- [PROBLEM]: Omit every picture and return the rest of the data unaltered.

== == ==

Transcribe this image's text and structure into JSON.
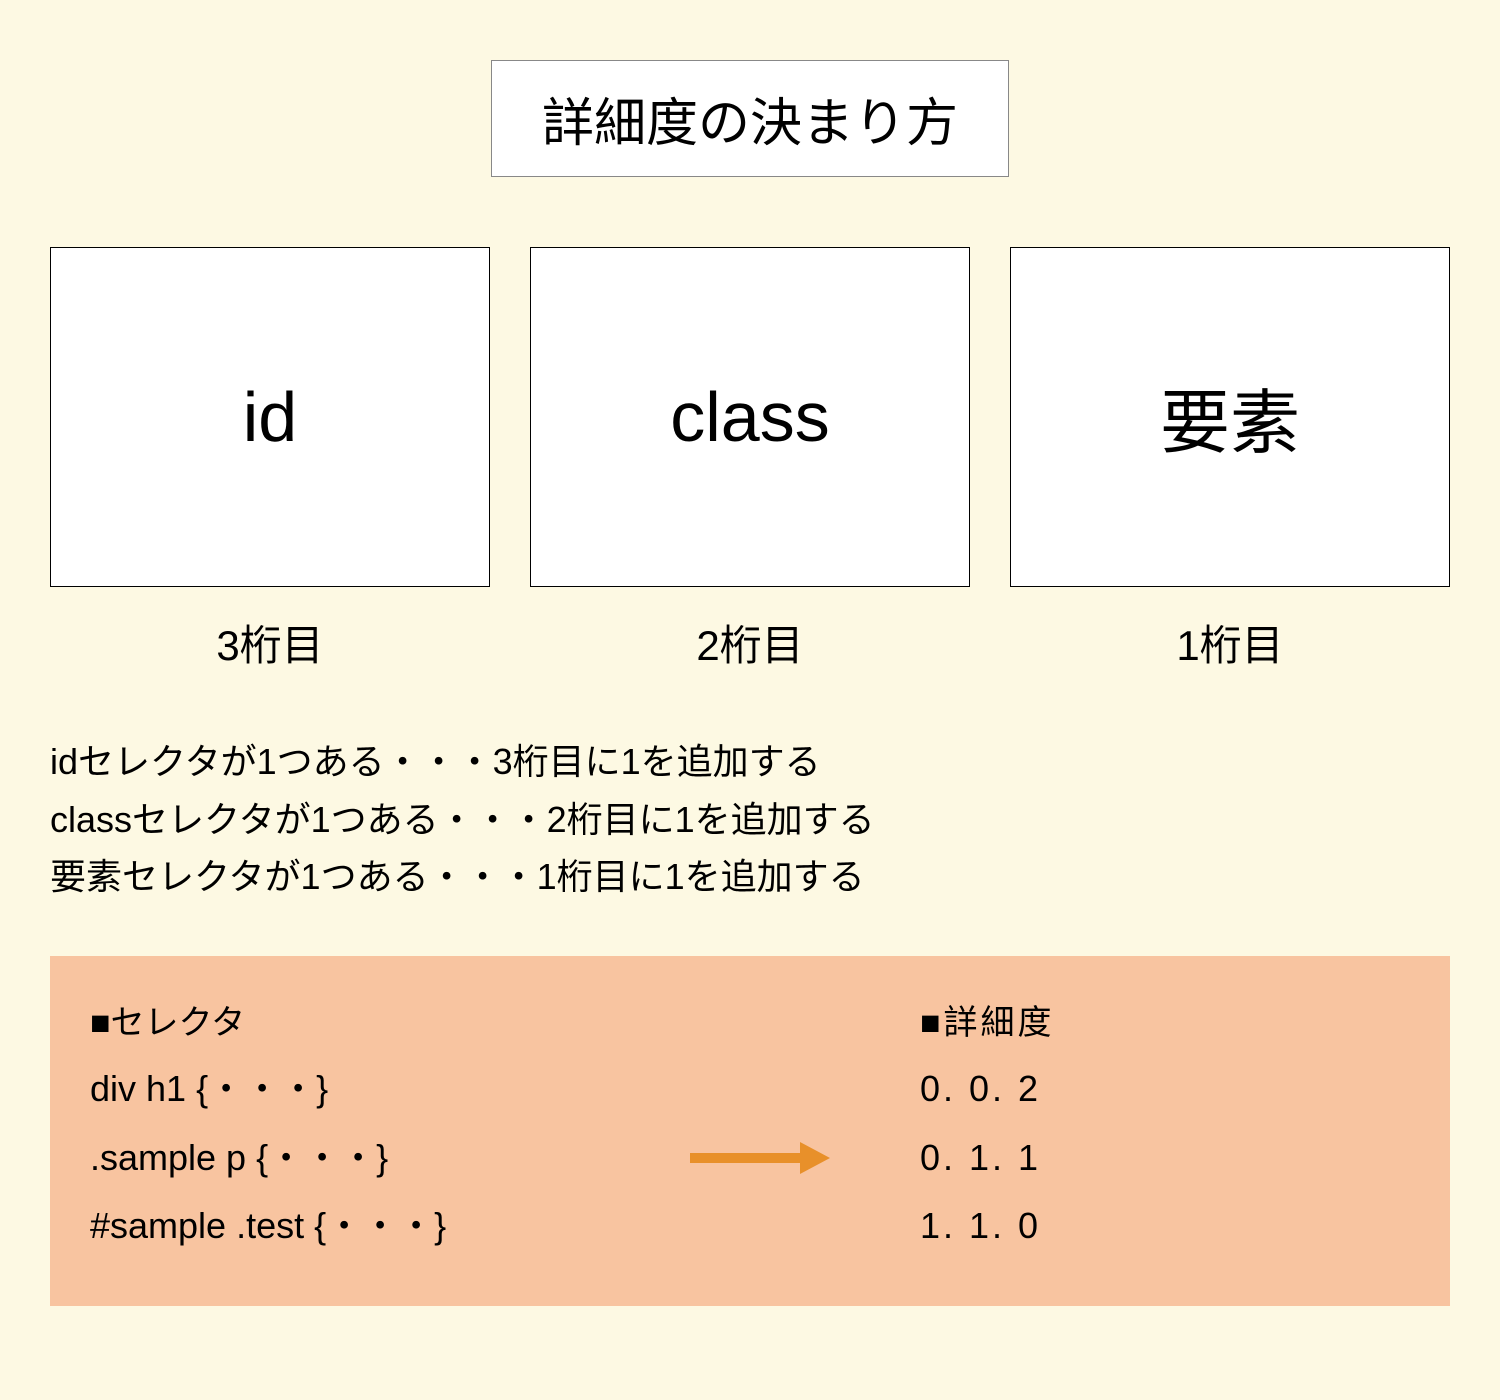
{
  "title": "詳細度の決まり方",
  "boxes": [
    {
      "label": "id",
      "digit": "3桁目"
    },
    {
      "label": "class",
      "digit": "2桁目"
    },
    {
      "label": "要素",
      "digit": "1桁目"
    }
  ],
  "rules": [
    "idセレクタが1つある・・・3桁目に1を追加する",
    "classセレクタが1つある・・・2桁目に1を追加する",
    "要素セレクタが1つある・・・1桁目に1を追加する"
  ],
  "example": {
    "selector_header": "■セレクタ",
    "spec_header": "■詳細度",
    "rows": [
      {
        "selector": "div h1 {・・・}",
        "spec": "0. 0. 2"
      },
      {
        "selector": ".sample p {・・・}",
        "spec": "0. 1. 1"
      },
      {
        "selector": "#sample .test {・・・}",
        "spec": "1. 1. 0"
      }
    ]
  }
}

== == ==

- [OUTPUT OF THE TASK]:
Transcribe this image's text and structure into JSON.
{
  "title": "詳細度の決まり方",
  "boxes": [
    {
      "label": "id",
      "digit": "3桁目"
    },
    {
      "label": "class",
      "digit": "2桁目"
    },
    {
      "label": "要素",
      "digit": "1桁目"
    }
  ],
  "rules": [
    "idセレクタが1つある・・・3桁目に1を追加する",
    "classセレクタが1つある・・・2桁目に1を追加する",
    "要素セレクタが1つある・・・1桁目に1を追加する"
  ],
  "example": {
    "selector_header": "■セレクタ",
    "spec_header": "■詳細度",
    "rows": [
      {
        "selector": "div h1 {・・・}",
        "spec": "0. 0. 2"
      },
      {
        "selector": ".sample p {・・・}",
        "spec": "0. 1. 1"
      },
      {
        "selector": "#sample .test {・・・}",
        "spec": "1. 1. 0"
      }
    ]
  }
}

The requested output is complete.